● Material provided:
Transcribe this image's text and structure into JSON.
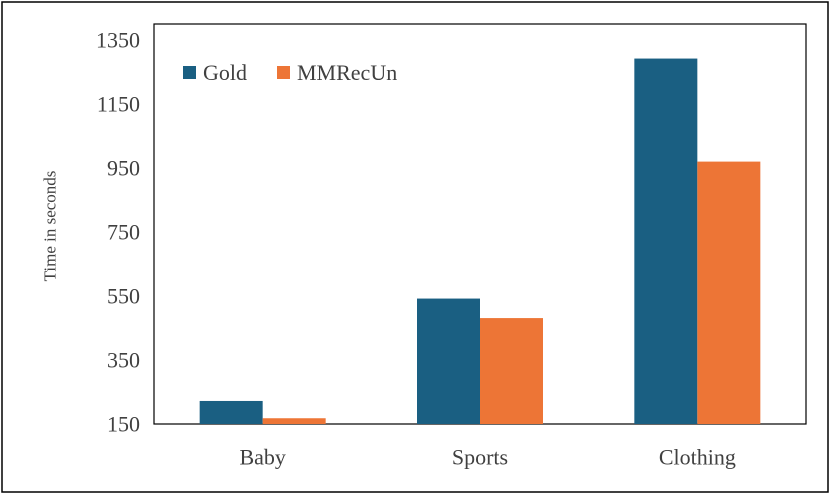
{
  "chart_data": {
    "type": "bar",
    "categories": [
      "Baby",
      "Sports",
      "Clothing"
    ],
    "series": [
      {
        "name": "Gold",
        "values": [
          222,
          542,
          1292
        ],
        "color": "#1a5f82"
      },
      {
        "name": "MMRecUn",
        "values": [
          168,
          481,
          970
        ],
        "color": "#ed7536"
      }
    ],
    "ylabel": "Time in seconds",
    "xlabel": "",
    "title": "",
    "ylim": [
      150,
      1350
    ],
    "yticks": [
      "150",
      "350",
      "550",
      "750",
      "950",
      "1150",
      "1350"
    ],
    "grid": false,
    "legend": "top-left"
  }
}
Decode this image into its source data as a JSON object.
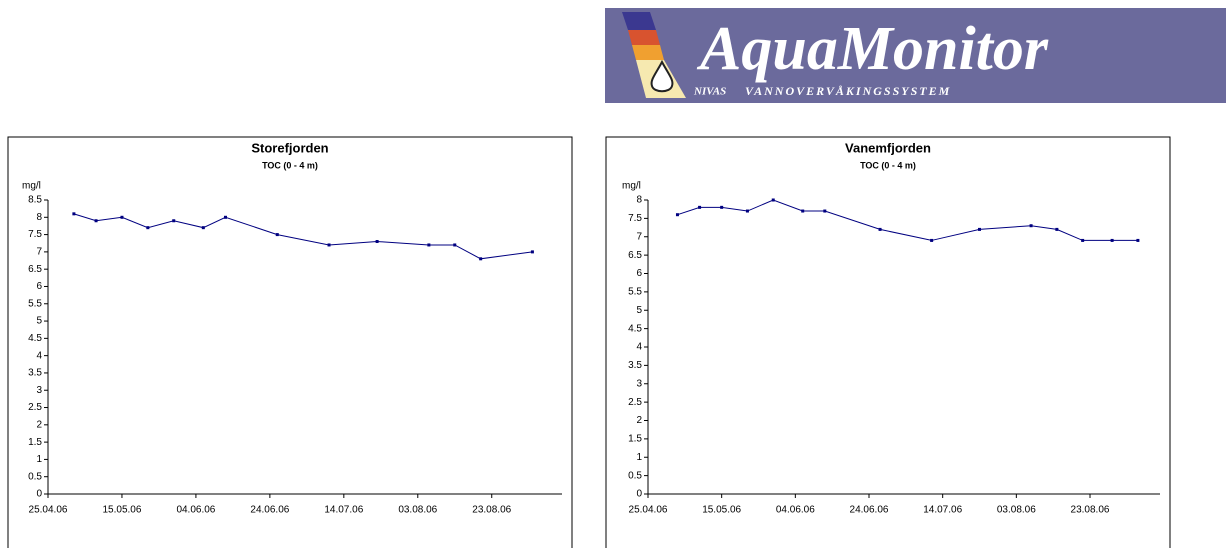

● Stated exercise:
Reproduce every record word for word. The copy must contain no pictures.

● Final result:
Transcribe this image's text and structure into JSON.
{
  "chart_data": {
    "type": "bar",
    "categories": [
      "Baby",
      "Sports",
      "Clothing"
    ],
    "series": [
      {
        "name": "Gold",
        "values": [
          222,
          542,
          1292
        ],
        "color": "#1a5f82"
      },
      {
        "name": "MMRecUn",
        "values": [
          168,
          481,
          970
        ],
        "color": "#ed7536"
      }
    ],
    "ylabel": "Time in seconds",
    "xlabel": "",
    "title": "",
    "ylim": [
      150,
      1350
    ],
    "yticks": [
      "150",
      "350",
      "550",
      "750",
      "950",
      "1150",
      "1350"
    ],
    "grid": false,
    "legend": "top-left"
  }
}
Decode this image into its source data as a JSON object.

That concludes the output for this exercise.